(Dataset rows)
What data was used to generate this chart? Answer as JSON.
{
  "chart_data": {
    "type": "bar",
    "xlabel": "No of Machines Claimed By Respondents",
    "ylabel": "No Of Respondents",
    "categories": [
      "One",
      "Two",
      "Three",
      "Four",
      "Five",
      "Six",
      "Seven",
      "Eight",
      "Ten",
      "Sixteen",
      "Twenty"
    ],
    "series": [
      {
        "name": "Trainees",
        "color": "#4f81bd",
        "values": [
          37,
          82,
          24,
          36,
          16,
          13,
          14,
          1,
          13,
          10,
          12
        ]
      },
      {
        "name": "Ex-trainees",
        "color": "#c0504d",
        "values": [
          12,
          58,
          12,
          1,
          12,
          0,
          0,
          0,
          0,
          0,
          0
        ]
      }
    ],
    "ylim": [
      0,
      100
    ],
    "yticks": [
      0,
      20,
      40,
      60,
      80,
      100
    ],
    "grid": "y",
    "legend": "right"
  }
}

---

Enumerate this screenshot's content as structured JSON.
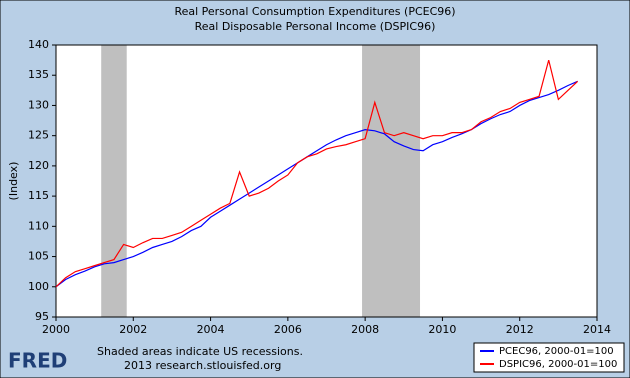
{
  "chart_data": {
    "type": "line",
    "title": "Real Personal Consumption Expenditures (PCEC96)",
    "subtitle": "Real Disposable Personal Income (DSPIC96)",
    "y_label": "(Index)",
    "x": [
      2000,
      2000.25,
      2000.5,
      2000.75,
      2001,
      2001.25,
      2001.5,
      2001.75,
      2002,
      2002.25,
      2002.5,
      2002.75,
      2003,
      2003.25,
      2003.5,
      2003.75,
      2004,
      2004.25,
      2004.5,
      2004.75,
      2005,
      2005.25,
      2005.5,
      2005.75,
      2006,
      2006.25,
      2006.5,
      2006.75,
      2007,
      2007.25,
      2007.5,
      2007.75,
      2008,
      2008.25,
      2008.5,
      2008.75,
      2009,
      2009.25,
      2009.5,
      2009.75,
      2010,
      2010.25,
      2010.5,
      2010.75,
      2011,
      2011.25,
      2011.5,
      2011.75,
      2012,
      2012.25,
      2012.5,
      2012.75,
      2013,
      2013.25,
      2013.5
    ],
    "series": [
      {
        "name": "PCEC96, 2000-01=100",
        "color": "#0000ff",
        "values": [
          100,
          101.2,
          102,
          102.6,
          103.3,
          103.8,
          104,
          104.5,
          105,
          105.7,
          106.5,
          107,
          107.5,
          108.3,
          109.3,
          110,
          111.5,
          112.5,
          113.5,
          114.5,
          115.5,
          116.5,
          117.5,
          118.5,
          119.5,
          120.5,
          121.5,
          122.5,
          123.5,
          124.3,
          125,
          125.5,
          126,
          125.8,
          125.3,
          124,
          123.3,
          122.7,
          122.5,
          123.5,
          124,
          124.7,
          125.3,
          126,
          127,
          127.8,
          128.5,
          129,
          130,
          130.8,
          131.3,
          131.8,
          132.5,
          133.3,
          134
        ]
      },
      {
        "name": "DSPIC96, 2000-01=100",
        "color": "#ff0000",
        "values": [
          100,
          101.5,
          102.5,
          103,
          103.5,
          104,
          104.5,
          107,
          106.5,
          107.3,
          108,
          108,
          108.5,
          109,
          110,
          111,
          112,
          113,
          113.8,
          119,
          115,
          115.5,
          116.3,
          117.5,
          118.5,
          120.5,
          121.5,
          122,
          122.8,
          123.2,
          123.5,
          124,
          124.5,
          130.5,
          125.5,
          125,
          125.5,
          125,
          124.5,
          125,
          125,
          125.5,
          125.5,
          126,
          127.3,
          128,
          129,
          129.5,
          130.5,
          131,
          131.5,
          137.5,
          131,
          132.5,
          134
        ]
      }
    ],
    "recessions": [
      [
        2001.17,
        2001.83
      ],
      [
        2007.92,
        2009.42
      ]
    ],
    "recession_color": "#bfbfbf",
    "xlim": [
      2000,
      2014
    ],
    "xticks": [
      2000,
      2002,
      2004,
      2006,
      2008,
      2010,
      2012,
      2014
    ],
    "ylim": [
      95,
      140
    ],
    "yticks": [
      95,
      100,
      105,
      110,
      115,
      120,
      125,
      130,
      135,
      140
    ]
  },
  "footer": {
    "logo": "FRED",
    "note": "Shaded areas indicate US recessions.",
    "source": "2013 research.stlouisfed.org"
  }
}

* Set problem *
Each line in the listing above either holds the string "Respondents" or does not; state how many do, giving the number only.

* Task result *
2